## Task statement
For the listing below, give the number of lines in which "JSON" occurs. Add nothing.
********
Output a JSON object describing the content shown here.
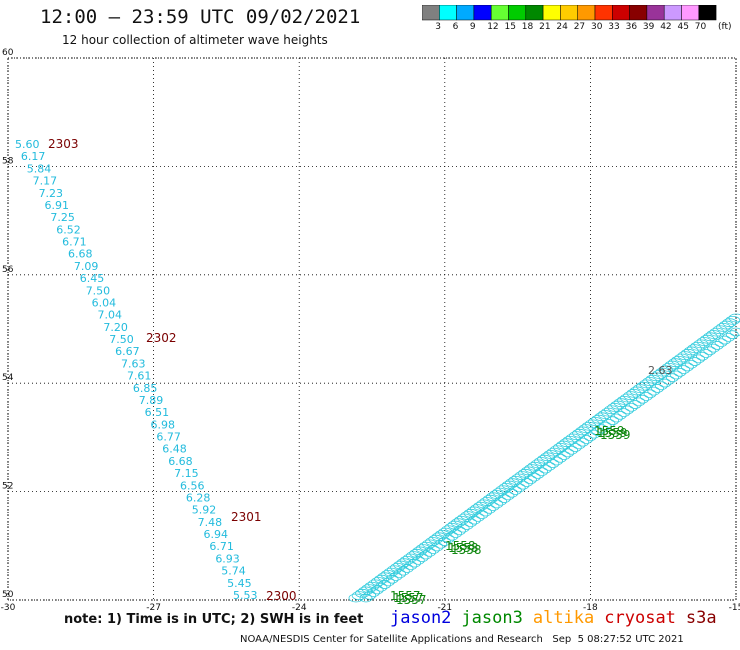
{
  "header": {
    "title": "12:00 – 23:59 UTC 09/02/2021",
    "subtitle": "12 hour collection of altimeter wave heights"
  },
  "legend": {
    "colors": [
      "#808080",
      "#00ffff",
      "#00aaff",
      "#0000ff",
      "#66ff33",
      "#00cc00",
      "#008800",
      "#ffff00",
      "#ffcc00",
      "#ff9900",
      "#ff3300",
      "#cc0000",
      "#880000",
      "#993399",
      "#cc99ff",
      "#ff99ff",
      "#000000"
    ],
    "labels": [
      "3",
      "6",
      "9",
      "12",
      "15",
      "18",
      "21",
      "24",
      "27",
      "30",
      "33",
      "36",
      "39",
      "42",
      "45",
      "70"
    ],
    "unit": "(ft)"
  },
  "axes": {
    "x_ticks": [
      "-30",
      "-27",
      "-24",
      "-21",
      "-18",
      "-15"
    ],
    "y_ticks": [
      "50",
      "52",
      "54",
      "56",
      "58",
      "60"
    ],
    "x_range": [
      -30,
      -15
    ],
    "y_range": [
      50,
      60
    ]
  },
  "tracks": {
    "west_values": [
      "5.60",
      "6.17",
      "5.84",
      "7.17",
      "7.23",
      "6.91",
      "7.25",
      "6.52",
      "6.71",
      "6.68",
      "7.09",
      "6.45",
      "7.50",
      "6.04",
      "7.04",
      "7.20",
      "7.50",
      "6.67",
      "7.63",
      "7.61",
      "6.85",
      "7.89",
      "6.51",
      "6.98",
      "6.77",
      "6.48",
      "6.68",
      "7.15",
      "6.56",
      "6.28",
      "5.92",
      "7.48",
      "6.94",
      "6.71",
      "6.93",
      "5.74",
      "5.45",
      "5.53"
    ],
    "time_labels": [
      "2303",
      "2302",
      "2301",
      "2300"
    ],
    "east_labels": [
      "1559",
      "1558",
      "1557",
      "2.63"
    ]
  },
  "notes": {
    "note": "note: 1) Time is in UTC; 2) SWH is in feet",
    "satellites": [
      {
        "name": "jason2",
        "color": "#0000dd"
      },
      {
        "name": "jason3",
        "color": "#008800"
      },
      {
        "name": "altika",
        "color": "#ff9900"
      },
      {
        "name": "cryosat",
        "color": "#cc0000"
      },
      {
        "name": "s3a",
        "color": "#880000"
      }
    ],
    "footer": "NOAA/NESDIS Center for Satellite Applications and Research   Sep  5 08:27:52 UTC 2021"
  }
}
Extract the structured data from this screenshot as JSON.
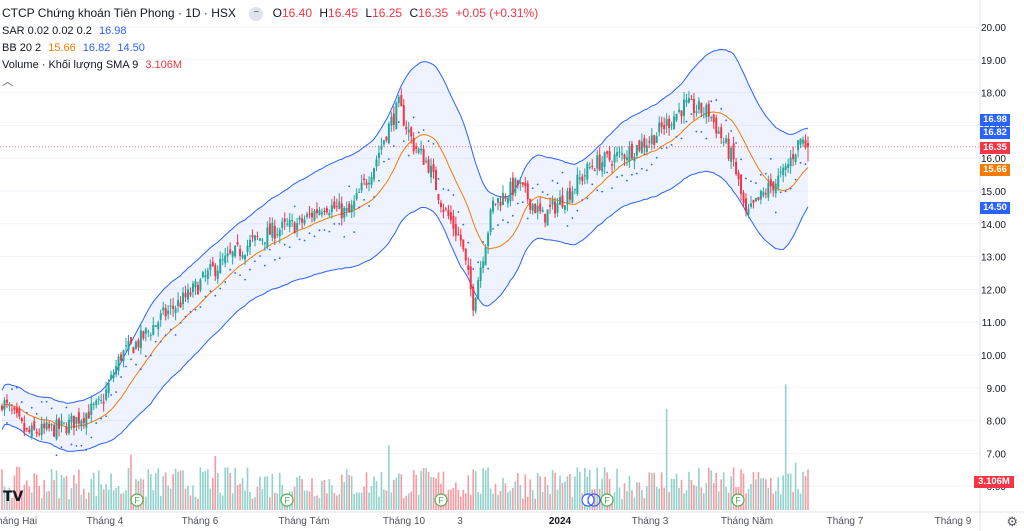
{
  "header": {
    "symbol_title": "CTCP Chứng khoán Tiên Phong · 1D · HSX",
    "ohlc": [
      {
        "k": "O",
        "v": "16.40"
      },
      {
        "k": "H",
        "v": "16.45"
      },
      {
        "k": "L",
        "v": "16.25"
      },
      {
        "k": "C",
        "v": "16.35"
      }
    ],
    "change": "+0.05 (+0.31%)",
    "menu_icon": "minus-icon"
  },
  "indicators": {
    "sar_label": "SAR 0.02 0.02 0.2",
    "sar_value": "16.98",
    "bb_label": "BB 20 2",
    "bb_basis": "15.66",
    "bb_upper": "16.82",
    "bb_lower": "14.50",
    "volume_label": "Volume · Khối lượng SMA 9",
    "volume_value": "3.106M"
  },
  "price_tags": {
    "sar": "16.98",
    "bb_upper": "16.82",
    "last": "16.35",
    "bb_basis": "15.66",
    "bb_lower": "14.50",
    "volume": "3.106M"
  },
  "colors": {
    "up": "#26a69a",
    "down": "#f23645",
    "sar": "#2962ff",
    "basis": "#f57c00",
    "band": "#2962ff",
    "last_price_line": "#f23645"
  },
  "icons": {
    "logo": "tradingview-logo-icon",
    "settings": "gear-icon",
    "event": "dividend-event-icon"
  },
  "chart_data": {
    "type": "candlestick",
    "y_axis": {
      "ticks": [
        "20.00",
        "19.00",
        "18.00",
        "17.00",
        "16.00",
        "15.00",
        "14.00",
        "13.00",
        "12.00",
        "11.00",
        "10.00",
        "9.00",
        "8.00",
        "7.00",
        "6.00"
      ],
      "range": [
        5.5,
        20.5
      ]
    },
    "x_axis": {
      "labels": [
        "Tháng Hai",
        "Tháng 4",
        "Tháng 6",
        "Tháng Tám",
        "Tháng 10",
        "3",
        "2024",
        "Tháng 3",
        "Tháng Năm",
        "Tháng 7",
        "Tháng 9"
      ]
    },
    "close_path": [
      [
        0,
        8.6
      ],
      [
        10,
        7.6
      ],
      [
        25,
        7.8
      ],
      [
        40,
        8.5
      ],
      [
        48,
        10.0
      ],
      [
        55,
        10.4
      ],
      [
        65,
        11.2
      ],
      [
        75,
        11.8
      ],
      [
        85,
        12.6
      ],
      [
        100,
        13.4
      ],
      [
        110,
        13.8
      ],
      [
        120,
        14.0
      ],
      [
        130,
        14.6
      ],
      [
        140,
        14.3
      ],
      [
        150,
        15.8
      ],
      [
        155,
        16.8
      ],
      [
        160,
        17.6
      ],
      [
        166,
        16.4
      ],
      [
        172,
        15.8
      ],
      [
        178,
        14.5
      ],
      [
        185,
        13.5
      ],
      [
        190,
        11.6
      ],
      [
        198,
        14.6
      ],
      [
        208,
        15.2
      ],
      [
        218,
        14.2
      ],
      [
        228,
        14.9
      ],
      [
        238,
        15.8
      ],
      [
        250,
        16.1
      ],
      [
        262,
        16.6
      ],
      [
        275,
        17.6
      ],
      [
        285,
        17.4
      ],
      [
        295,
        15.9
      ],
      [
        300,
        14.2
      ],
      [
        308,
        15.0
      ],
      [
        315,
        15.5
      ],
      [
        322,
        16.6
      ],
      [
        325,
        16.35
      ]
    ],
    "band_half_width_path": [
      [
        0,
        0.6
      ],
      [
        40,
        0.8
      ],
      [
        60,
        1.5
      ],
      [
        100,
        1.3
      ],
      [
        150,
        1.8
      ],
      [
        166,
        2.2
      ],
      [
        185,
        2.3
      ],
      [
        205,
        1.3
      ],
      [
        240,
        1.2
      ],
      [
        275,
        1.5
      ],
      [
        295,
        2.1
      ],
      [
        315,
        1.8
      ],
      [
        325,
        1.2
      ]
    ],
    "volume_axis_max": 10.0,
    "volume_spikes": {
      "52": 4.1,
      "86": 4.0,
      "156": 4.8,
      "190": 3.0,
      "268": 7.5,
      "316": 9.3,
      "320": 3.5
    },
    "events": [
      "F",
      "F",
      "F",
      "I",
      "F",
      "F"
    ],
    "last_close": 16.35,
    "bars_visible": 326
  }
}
********
## Answer to the exercise
2